● TASK DIRECTIONS
Read through the entries below and return each line with the word "this".

● SOURCE RECORDS
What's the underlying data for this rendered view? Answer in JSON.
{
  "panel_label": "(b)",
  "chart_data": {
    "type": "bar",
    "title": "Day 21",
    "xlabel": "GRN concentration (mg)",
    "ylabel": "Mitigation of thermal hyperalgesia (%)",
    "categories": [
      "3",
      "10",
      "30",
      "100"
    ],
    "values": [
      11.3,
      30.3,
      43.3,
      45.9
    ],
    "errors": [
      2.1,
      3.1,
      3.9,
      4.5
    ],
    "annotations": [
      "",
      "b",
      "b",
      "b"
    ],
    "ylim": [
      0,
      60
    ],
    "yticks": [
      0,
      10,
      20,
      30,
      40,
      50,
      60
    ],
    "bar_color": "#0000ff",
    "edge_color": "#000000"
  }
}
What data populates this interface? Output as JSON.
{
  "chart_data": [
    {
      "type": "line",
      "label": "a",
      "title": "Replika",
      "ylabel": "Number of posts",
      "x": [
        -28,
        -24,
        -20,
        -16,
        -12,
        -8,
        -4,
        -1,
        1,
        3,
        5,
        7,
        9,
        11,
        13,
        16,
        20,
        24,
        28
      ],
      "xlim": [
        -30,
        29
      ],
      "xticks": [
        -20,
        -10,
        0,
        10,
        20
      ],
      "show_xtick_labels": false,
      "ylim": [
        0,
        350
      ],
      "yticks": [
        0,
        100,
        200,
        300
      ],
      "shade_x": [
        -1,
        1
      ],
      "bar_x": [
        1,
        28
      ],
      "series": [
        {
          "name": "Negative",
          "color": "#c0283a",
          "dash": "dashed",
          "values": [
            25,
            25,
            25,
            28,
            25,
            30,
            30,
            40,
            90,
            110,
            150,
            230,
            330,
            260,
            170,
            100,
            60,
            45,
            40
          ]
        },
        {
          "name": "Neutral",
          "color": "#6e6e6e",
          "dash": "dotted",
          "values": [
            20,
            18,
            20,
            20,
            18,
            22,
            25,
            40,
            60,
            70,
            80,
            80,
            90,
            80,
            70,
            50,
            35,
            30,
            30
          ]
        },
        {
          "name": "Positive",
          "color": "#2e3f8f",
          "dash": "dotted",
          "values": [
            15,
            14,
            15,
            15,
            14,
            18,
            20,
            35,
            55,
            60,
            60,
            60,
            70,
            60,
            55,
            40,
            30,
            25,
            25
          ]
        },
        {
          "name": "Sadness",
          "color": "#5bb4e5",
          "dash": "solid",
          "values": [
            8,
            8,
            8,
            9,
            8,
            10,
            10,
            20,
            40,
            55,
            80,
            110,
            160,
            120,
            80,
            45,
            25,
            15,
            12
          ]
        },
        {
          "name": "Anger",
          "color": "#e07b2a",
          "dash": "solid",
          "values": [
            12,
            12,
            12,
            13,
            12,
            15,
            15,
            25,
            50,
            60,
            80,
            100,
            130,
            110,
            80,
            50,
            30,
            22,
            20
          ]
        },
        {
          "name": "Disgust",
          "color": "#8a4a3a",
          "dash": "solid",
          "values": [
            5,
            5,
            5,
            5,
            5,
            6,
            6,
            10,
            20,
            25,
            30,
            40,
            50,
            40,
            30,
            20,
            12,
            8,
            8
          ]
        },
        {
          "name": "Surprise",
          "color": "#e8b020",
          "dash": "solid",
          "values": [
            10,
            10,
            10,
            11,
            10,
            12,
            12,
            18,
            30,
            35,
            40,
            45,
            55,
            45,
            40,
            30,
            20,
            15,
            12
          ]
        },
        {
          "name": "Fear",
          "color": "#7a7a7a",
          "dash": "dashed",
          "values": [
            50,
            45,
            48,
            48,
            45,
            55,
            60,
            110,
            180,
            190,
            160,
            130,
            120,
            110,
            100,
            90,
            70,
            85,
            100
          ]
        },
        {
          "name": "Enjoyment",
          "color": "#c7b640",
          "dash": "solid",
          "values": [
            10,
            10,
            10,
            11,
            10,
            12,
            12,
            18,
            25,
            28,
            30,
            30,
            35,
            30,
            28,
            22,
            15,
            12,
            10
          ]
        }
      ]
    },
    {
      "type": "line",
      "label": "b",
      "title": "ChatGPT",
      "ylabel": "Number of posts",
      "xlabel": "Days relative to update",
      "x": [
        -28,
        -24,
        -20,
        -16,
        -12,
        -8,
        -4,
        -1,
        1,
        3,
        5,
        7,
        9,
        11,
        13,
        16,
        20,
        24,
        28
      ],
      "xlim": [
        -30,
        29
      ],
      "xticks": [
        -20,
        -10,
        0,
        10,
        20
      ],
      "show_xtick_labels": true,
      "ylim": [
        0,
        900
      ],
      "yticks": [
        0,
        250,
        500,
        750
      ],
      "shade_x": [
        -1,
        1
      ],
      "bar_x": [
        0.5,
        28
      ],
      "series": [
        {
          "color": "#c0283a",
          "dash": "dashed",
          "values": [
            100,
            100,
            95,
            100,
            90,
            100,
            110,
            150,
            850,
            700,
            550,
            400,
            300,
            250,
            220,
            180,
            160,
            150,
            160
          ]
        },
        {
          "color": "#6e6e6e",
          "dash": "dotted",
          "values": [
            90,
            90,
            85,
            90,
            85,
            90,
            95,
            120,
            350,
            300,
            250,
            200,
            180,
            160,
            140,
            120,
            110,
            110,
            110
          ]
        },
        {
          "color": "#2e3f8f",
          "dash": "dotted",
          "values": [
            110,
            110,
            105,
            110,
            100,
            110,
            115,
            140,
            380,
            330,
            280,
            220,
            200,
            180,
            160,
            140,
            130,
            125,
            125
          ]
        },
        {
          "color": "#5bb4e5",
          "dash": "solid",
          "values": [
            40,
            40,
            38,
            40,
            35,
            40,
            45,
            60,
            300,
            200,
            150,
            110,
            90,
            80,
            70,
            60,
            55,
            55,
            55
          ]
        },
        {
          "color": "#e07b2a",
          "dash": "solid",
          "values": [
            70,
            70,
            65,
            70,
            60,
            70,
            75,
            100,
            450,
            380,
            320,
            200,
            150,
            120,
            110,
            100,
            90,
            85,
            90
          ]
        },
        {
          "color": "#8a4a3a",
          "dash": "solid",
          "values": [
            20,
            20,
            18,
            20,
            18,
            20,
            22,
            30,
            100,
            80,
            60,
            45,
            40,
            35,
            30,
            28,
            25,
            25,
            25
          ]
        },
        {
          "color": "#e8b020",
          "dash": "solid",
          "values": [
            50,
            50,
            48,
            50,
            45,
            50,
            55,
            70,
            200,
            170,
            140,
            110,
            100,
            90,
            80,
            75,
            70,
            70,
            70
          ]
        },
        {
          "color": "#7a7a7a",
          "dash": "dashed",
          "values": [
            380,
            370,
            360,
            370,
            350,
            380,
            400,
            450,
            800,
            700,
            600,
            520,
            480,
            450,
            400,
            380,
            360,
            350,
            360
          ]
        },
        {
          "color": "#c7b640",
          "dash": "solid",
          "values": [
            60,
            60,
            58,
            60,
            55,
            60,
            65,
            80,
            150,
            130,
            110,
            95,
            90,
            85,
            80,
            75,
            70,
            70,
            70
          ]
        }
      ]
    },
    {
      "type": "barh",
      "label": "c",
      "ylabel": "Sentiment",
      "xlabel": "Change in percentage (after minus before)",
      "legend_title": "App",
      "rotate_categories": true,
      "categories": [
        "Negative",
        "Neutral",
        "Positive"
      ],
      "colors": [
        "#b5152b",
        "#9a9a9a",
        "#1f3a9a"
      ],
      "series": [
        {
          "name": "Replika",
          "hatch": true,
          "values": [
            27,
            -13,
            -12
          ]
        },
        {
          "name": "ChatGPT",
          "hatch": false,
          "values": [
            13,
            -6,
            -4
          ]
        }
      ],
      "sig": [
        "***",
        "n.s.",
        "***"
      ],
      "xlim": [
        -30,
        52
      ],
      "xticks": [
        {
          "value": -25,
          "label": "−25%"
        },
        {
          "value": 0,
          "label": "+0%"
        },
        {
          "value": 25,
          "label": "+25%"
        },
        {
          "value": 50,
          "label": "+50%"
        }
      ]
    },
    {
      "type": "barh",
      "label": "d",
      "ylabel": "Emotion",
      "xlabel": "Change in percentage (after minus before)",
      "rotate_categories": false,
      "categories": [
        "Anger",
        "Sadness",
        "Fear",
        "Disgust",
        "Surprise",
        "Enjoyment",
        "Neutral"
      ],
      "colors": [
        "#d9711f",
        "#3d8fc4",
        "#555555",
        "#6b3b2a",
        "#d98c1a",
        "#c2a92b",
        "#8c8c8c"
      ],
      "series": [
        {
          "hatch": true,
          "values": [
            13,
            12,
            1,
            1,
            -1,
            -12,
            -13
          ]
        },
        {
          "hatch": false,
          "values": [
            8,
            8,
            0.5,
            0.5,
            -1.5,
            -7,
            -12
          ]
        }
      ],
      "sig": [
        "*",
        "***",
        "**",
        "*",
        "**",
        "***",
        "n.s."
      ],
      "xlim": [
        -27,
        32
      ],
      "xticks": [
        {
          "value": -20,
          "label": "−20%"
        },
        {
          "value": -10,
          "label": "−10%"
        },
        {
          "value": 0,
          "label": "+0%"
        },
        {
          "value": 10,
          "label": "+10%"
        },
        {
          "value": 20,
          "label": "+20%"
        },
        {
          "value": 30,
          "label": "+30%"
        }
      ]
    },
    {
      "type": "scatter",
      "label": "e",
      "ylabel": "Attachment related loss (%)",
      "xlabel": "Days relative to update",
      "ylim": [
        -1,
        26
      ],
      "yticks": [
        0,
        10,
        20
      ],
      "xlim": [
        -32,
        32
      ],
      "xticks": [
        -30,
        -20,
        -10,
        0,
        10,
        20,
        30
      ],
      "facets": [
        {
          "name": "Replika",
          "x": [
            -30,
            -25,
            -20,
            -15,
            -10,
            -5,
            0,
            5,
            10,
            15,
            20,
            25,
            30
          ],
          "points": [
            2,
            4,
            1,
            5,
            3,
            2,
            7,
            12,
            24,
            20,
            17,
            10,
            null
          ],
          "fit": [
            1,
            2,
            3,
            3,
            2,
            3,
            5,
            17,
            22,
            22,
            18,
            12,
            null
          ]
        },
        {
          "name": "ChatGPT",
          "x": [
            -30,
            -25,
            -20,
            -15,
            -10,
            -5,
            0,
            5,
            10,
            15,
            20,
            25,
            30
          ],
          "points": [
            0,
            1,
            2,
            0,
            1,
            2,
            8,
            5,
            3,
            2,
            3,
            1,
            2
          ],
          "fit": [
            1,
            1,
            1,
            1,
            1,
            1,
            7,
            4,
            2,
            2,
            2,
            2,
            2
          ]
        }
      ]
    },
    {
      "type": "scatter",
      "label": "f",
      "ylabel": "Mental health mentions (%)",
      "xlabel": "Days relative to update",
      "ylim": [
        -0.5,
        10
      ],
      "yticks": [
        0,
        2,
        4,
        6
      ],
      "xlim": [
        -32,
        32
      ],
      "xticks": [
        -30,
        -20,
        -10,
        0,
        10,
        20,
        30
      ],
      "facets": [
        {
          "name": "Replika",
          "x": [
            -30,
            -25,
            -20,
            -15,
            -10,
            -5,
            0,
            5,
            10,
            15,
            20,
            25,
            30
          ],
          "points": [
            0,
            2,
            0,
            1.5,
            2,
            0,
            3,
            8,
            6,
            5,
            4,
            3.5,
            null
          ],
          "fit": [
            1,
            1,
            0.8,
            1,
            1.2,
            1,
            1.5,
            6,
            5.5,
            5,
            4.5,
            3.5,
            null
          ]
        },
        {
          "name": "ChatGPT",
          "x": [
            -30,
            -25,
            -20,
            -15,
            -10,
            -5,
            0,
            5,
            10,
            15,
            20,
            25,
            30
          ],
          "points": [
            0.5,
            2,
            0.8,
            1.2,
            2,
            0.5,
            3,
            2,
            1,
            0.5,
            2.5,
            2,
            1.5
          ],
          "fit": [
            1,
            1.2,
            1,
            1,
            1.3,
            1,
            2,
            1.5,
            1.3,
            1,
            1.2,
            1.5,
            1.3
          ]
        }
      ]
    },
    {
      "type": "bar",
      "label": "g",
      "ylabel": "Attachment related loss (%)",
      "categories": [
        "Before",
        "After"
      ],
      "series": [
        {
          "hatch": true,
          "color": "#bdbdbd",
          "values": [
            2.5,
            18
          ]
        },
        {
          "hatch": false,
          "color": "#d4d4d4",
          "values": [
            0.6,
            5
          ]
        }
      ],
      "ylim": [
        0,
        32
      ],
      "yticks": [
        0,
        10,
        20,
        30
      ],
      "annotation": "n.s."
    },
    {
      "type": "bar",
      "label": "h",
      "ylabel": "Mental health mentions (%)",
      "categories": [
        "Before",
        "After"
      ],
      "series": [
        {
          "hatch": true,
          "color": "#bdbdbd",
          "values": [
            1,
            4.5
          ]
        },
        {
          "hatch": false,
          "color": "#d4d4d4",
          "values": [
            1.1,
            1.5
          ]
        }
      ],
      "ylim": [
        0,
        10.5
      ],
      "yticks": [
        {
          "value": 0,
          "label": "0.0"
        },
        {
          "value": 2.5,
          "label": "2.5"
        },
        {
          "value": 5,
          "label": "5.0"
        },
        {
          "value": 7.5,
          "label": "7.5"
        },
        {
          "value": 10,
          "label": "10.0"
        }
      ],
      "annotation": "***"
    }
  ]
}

● CORRECT RESULT
What's the underlying data for this rendered view? Answer in JSON.
What data populates this interface? Output as JSON.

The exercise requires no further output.